Data for this task =>
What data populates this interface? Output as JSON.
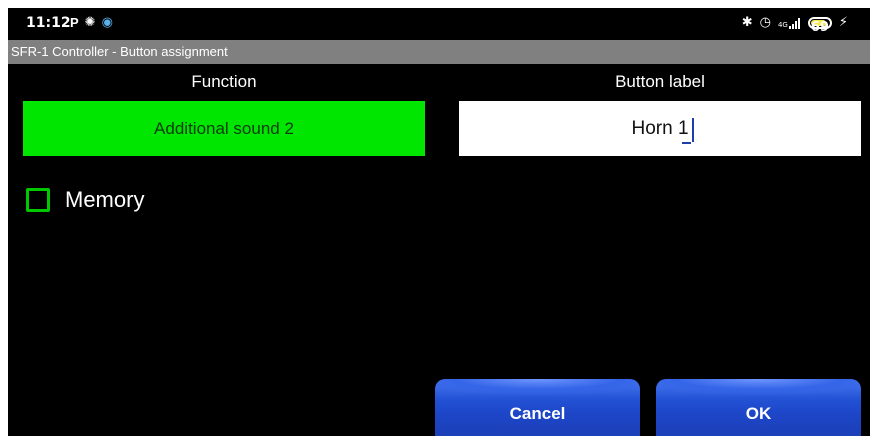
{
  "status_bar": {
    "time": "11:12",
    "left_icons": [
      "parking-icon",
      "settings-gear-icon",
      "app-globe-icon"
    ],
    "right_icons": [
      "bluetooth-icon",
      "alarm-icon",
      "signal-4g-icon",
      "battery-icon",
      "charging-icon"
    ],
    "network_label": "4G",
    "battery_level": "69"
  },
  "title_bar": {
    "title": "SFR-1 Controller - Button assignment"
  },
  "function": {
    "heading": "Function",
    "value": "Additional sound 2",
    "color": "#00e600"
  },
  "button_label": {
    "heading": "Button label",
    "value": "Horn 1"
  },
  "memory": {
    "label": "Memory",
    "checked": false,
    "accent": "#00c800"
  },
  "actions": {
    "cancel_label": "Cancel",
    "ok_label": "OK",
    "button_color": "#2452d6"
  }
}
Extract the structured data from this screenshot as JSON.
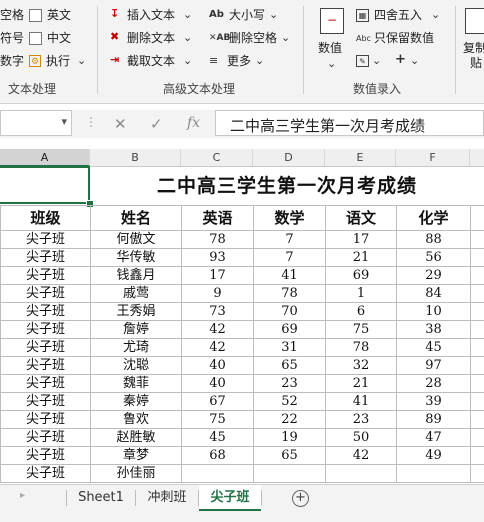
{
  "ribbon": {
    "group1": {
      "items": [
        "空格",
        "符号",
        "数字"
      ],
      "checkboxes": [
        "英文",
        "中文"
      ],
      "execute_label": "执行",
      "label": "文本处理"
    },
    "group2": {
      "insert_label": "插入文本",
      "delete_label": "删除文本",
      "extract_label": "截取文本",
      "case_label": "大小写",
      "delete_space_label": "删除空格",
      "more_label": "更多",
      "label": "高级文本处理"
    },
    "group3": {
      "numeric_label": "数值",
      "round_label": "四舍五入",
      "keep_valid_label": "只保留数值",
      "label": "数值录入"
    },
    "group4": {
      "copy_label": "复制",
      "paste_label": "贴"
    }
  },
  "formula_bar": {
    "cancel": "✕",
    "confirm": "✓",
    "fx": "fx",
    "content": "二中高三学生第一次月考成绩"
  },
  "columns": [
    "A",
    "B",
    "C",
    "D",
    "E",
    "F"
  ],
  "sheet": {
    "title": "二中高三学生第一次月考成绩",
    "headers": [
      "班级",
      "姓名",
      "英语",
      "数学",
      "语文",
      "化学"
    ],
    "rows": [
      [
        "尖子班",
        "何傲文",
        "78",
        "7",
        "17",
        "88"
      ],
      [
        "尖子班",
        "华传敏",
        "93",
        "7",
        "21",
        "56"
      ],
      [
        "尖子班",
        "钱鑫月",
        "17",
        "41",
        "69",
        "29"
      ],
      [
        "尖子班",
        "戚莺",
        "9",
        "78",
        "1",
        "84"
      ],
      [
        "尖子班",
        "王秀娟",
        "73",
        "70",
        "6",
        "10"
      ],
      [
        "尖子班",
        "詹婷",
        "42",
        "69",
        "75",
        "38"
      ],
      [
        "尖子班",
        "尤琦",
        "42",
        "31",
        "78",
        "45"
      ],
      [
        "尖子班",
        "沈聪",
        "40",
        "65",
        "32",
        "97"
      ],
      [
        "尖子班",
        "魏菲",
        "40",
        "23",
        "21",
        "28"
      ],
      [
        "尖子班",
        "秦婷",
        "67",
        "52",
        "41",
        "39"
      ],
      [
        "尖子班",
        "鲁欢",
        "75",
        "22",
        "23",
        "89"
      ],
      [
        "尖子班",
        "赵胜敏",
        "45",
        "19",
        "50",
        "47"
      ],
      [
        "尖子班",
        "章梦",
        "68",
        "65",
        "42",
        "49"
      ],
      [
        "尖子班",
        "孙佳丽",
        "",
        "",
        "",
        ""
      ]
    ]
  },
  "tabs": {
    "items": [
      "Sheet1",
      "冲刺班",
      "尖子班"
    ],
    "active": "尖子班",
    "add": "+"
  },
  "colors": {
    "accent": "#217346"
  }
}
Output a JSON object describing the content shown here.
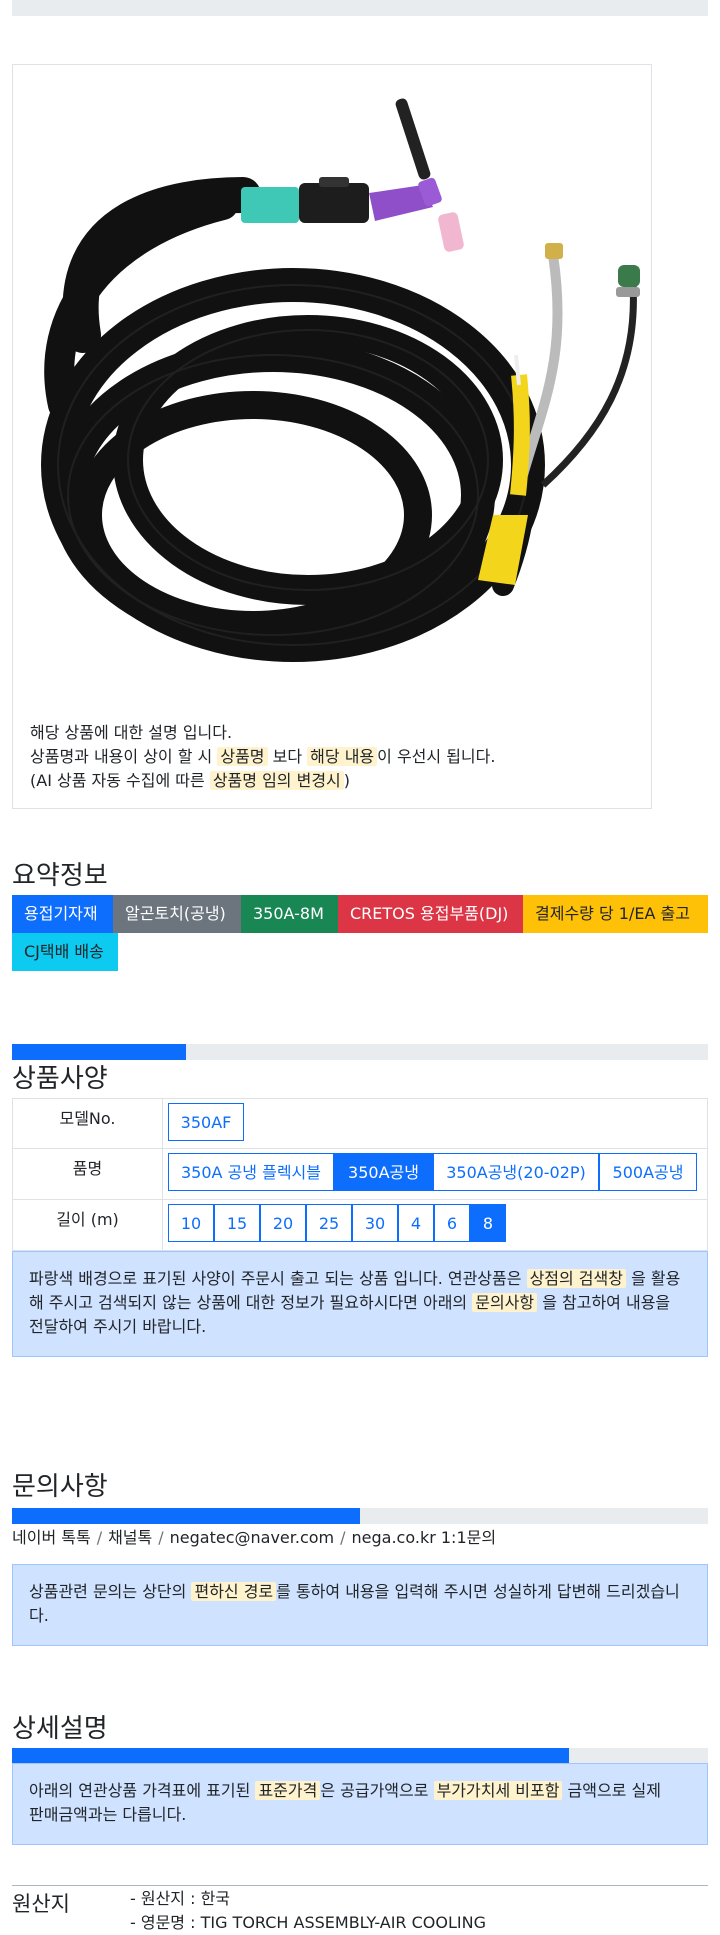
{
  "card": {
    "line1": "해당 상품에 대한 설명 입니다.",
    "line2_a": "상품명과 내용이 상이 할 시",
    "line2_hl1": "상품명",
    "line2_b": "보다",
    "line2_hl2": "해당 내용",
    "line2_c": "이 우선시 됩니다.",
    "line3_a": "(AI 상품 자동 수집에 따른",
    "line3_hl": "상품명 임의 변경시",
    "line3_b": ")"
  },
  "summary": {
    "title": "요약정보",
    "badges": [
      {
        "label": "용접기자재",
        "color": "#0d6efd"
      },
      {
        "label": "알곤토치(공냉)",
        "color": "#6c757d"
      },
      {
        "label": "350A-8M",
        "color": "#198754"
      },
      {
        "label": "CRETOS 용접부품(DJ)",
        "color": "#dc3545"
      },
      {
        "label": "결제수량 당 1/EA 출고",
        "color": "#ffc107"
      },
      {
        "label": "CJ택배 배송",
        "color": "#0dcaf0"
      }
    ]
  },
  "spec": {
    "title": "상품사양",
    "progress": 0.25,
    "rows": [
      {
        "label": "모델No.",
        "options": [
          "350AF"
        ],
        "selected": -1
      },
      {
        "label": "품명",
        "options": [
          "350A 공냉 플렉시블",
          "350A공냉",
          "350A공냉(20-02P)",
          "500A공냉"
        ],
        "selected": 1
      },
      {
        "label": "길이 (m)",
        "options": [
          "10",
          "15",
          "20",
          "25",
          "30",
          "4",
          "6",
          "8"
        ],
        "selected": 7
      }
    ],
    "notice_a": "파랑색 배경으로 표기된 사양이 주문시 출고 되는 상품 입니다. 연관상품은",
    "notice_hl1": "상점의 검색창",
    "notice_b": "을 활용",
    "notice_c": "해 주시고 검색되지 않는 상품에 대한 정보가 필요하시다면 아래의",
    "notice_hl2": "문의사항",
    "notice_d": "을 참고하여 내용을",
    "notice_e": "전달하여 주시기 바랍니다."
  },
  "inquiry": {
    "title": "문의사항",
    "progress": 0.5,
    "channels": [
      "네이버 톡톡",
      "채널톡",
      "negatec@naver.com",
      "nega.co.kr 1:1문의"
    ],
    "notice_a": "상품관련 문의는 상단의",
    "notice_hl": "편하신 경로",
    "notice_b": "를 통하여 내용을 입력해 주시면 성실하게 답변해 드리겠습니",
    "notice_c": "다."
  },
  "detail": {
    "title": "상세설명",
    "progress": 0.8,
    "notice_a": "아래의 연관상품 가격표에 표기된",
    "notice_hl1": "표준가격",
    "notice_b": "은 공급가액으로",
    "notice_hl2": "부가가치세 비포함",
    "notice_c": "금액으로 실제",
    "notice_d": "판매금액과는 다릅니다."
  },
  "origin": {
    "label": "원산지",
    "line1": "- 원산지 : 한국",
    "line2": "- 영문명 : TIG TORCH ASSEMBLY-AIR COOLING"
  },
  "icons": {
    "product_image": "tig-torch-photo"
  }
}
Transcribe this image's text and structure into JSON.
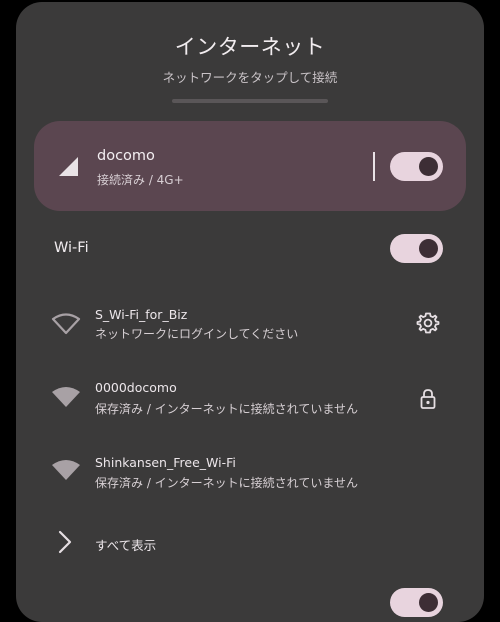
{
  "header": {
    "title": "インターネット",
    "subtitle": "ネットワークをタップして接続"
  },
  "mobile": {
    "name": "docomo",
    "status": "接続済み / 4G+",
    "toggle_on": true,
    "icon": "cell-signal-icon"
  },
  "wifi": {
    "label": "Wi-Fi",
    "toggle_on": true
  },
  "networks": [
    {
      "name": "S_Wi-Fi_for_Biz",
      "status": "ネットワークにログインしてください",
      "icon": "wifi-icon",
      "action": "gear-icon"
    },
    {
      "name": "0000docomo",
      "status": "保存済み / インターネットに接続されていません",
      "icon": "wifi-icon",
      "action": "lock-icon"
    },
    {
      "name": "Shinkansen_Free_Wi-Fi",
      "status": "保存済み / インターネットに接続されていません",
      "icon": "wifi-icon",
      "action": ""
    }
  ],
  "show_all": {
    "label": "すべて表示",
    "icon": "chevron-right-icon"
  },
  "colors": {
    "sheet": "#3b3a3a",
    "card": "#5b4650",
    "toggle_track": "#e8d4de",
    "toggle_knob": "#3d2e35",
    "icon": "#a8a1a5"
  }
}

Aim of the exercise => The lines to be quoted run from the line containing "Transcribe this image's" through the end of the entries above, both included; quote them exactly and leave out any pictures.

Written response =>
Transcribe this image's text and structure into JSON.
{
  "header": {
    "title": "インターネット",
    "subtitle": "ネットワークをタップして接続"
  },
  "mobile": {
    "name": "docomo",
    "status": "接続済み / 4G+",
    "toggle_on": true,
    "icon": "cell-signal-icon"
  },
  "wifi": {
    "label": "Wi-Fi",
    "toggle_on": true
  },
  "networks": [
    {
      "name": "S_Wi-Fi_for_Biz",
      "status": "ネットワークにログインしてください",
      "icon": "wifi-icon",
      "action": "gear-icon"
    },
    {
      "name": "0000docomo",
      "status": "保存済み / インターネットに接続されていません",
      "icon": "wifi-icon",
      "action": "lock-icon"
    },
    {
      "name": "Shinkansen_Free_Wi-Fi",
      "status": "保存済み / インターネットに接続されていません",
      "icon": "wifi-icon",
      "action": ""
    }
  ],
  "show_all": {
    "label": "すべて表示",
    "icon": "chevron-right-icon"
  },
  "colors": {
    "sheet": "#3b3a3a",
    "card": "#5b4650",
    "toggle_track": "#e8d4de",
    "toggle_knob": "#3d2e35",
    "icon": "#a8a1a5"
  }
}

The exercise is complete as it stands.